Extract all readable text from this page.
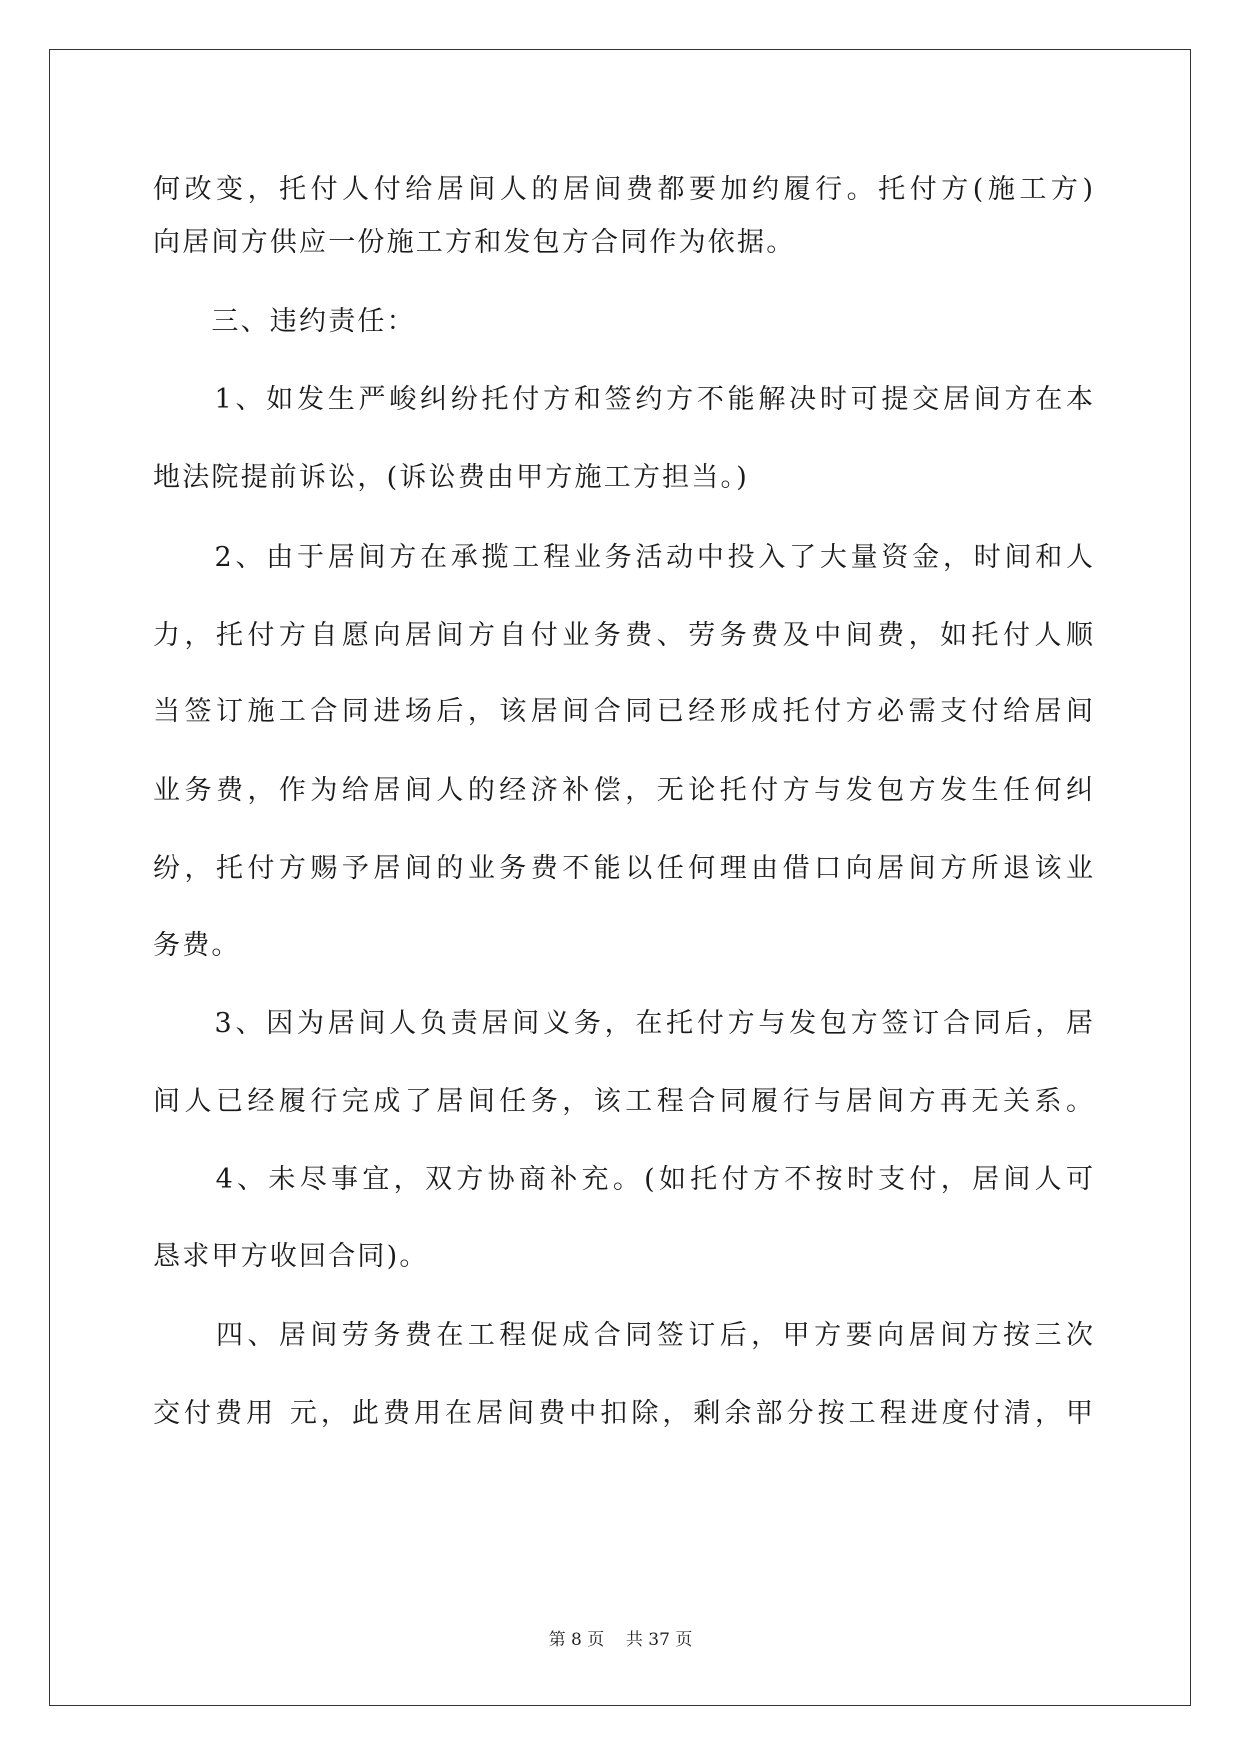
何改变，托付人付给居间人的居间费都要加约履行。托付方(施工方)
向居间方供应一份施工方和发包方合同作为依据。
　　三、违约责任：
　　1、如发生严峻纠纷托付方和签约方不能解决时可提交居间方在本
地法院提前诉讼，(诉讼费由甲方施工方担当。)
　　2、由于居间方在承揽工程业务活动中投入了大量资金，时间和人
力，托付方自愿向居间方自付业务费、劳务费及中间费，如托付人顺
当签订施工合同进场后，该居间合同已经形成托付方必需支付给居间
业务费，作为给居间人的经济补偿，无论托付方与发包方发生任何纠
纷，托付方赐予居间的业务费不能以任何理由借口向居间方所退该业
务费。
　　3、因为居间人负责居间义务，在托付方与发包方签订合同后，居
间人已经履行完成了居间任务，该工程合同履行与居间方再无关系。
　　4、未尽事宜，双方协商补充。(如托付方不按时支付，居间人可
恳求甲方收回合同)。
　　四、居间劳务费在工程促成合同签订后，甲方要向居间方按三次
交付费用 元，此费用在居间费中扣除，剩余部分按工程进度付清，甲
第 8 页    共 37 页
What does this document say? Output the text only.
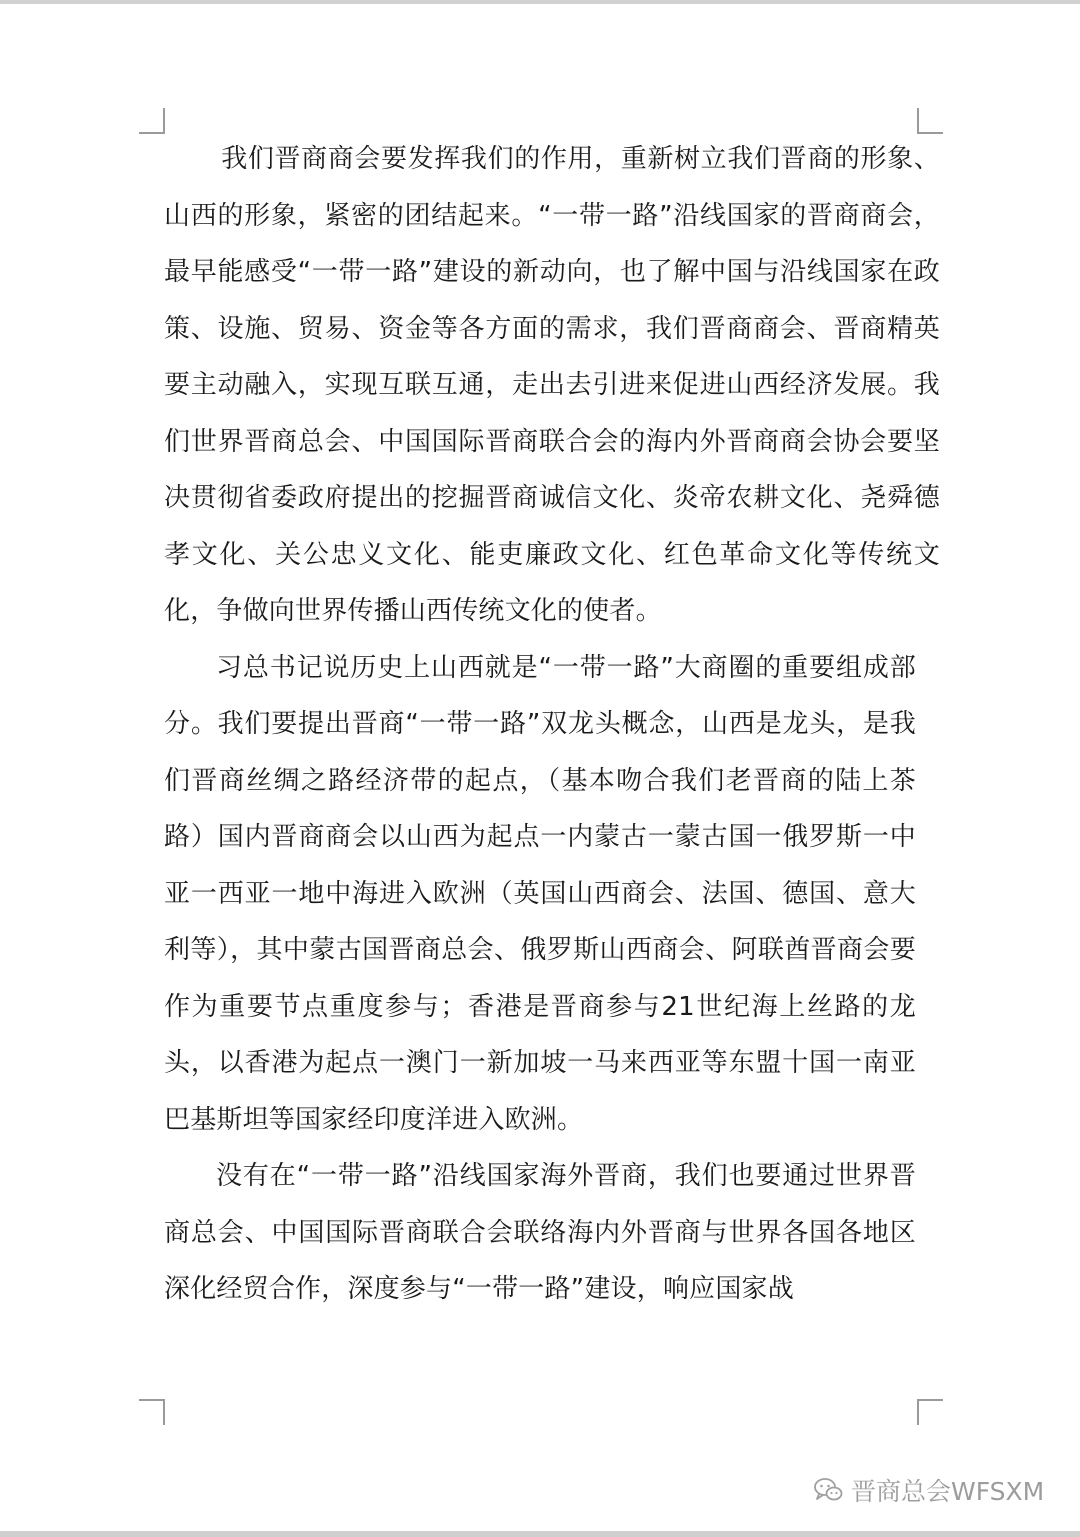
我们晋商商会要发挥我们的作用，重新树立我们晋商的形象、山西的形象，紧密的团结起来。“一带一路”沿线国家的晋商商会，最早能感受“一带一路”建设的新动向，也了解中国与沿线国家在政策、设施、贸易、资金等各方面的需求，我们晋商商会、晋商精英要主动融入，实现互联互通，走出去引进来促进山西经济发展。我们世界晋商总会、中国国际晋商联合会的海内外晋商商会协会要坚决贯彻省委政府提出的挖掘晋商诚信文化、炎帝农耕文化、尧舜德孝文化、关公忠义文化、能吏廉政文化、红色革命文化等传统文化，争做向世界传播山西传统文化的使者。

习总书记说历史上山西就是“一带一路”大商圈的重要组成部分。我们要提出晋商“一带一路”双龙头概念，山西是龙头，是我们晋商丝绸之路经济带的起点，（基本吻合我们老晋商的陆上茶路）国内晋商商会以山西为起点一内蒙古一蒙古国一俄罗斯一中亚一西亚一地中海进入欧洲（英国山西商会、法国、德国、意大利等），其中蒙古国晋商总会、俄罗斯山西商会、阿联酋晋商会要作为重要节点重度参与；香港是晋商参与21世纪海上丝路的龙头，以香港为起点一澳门一新加坡一马来西亚等东盟十国一南亚巴基斯坦等国家经印度洋进入欧洲。

没有在“一带一路”沿线国家海外晋商，我们也要通过世界晋商总会、中国国际晋商联合会联络海内外晋商与世界各国各地区深化经贸合作，深度参与“一带一路”建设，响应国家战

晋商总会WFSXM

§ Exercise directions
Scan the material above. Copy each line where "text" occurs.

§ The output
Extract all readable text from this page.
What does this document say? Output the text only.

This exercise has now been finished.